**Exercise prompt**
Find the lines that contain the word "Pushed" and copy each one.
================
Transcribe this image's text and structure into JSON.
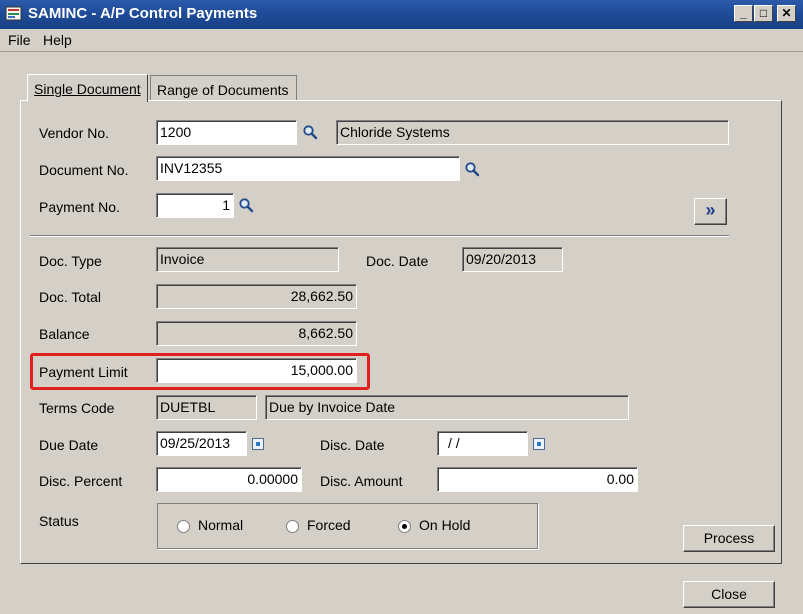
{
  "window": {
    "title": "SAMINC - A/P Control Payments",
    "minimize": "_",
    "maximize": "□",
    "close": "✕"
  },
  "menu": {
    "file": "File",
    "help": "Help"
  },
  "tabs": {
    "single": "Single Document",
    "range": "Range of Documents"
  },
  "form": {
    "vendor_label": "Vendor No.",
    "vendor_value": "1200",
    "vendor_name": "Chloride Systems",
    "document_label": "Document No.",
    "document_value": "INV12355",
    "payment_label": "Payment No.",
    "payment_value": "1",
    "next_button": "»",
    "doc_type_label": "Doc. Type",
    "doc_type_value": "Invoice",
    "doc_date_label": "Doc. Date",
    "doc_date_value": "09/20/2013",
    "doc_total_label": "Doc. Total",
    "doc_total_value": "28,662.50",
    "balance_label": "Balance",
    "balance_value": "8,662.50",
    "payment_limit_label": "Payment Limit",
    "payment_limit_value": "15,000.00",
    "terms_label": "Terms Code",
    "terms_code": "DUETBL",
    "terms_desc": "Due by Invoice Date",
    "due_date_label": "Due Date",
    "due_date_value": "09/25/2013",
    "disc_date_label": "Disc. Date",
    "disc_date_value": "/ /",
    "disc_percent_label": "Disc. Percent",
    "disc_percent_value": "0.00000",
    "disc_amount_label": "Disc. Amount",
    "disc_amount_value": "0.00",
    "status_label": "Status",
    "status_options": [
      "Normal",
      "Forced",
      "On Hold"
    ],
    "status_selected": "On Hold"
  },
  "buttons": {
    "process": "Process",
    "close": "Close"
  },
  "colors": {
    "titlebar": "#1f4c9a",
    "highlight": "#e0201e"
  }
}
================
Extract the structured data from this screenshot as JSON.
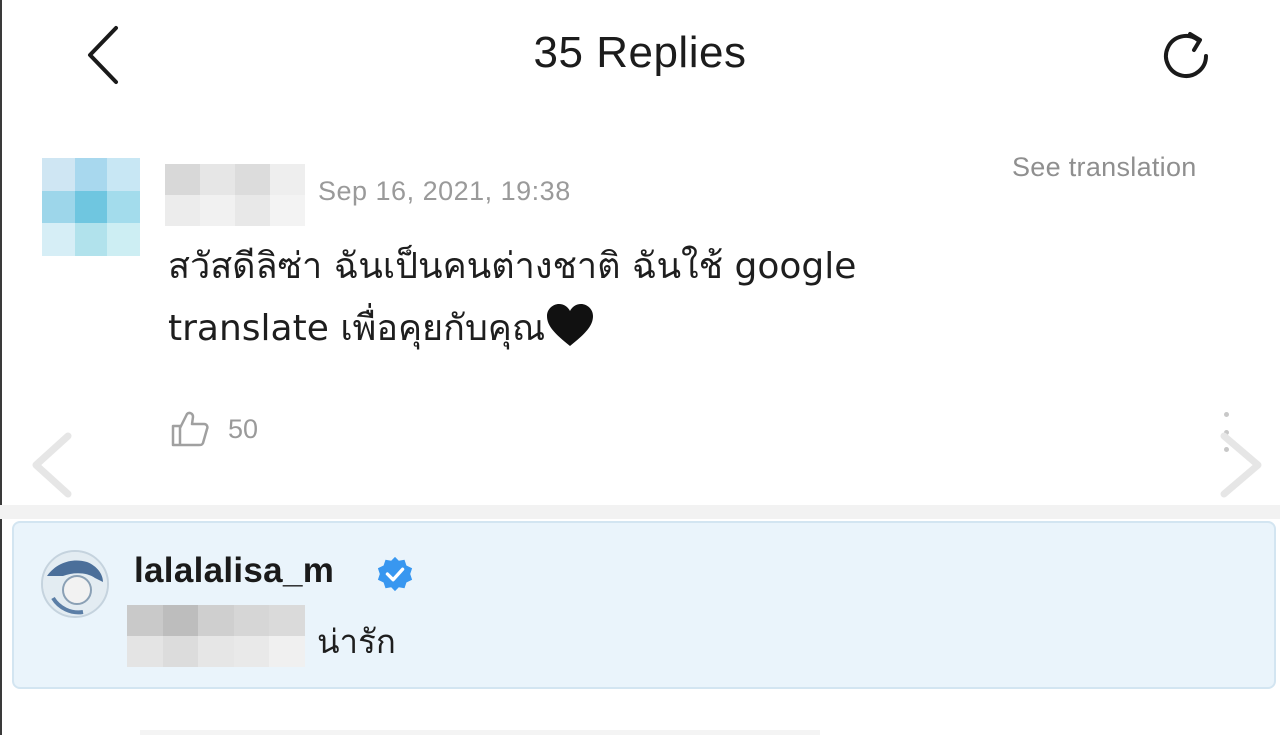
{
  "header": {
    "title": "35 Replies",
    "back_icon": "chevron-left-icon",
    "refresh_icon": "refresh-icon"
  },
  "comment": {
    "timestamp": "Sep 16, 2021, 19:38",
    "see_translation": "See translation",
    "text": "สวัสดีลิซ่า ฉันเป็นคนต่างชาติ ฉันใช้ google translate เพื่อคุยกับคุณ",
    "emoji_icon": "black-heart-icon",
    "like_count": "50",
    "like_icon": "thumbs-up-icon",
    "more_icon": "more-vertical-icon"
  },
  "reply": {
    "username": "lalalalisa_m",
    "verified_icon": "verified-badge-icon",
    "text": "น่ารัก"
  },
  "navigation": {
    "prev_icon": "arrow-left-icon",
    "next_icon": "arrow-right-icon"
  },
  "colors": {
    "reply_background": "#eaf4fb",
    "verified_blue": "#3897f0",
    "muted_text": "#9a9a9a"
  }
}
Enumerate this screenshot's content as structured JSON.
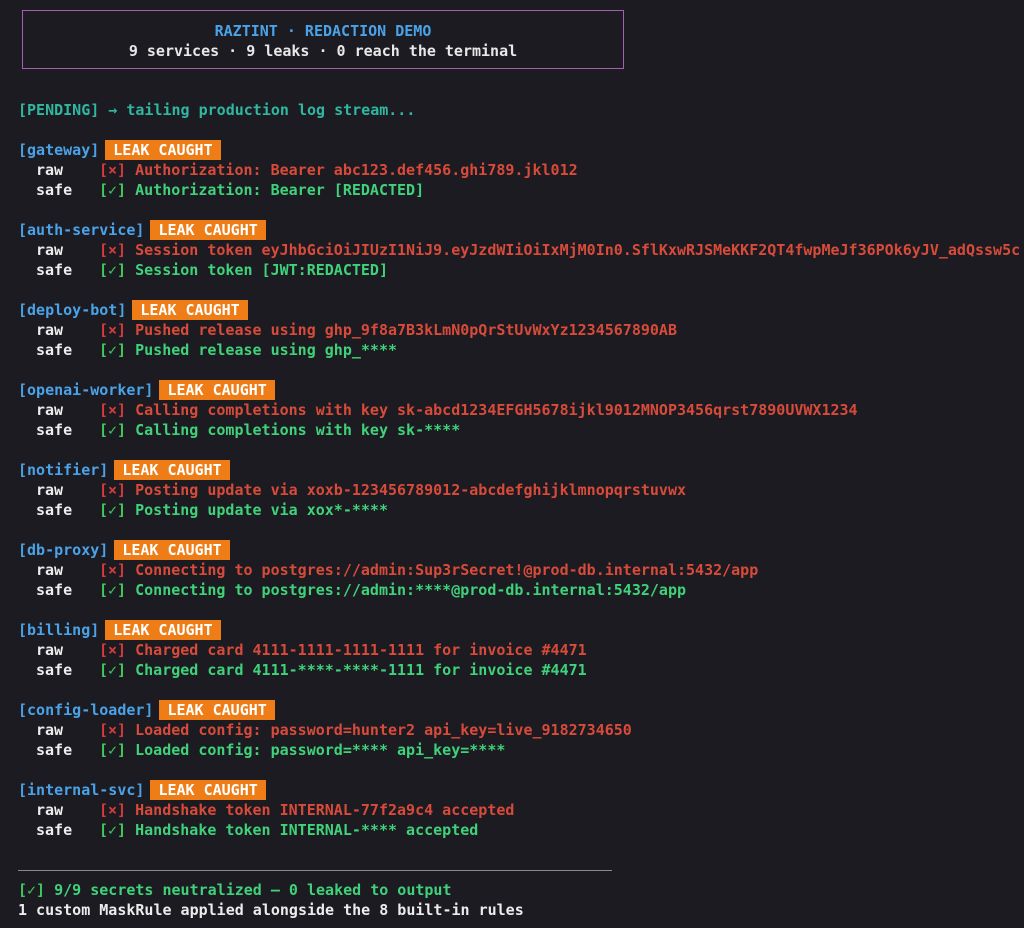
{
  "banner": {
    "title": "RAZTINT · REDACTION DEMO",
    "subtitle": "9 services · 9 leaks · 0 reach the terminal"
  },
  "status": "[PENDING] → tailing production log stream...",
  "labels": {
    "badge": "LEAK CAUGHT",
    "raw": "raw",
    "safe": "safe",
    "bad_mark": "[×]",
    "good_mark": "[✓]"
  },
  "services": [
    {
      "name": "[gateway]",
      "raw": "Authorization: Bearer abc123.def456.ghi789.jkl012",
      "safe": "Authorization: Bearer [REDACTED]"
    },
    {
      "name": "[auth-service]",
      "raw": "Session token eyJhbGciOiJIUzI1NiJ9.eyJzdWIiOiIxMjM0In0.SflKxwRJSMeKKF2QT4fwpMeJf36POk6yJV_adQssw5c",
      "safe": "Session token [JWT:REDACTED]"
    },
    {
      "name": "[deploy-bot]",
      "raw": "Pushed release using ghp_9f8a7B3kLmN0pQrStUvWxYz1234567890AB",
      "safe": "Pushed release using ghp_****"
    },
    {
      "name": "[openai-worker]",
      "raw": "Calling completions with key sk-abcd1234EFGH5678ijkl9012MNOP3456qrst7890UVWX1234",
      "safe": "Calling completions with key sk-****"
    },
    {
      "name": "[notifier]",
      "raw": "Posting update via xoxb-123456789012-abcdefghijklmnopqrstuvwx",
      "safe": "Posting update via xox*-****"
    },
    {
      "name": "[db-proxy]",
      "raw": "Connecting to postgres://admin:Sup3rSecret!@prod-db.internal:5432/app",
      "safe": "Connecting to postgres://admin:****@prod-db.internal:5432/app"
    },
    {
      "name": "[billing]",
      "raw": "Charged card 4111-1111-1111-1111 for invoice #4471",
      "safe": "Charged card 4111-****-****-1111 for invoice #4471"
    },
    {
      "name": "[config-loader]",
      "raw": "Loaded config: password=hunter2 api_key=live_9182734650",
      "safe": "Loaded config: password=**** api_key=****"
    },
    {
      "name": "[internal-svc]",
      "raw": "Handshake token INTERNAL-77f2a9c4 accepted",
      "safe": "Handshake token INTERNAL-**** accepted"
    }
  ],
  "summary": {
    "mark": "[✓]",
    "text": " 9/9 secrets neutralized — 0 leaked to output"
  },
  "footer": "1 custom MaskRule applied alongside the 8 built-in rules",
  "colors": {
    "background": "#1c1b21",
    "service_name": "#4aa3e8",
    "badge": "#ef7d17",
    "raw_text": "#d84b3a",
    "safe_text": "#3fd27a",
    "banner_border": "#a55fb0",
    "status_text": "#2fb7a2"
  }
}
================
**Full output**
      "raw": "Pushed release using ghp_9f8a7B3kLmN0pQrStUvWxYz1234567890AB",
      "safe": "Pushed release using ghp_****"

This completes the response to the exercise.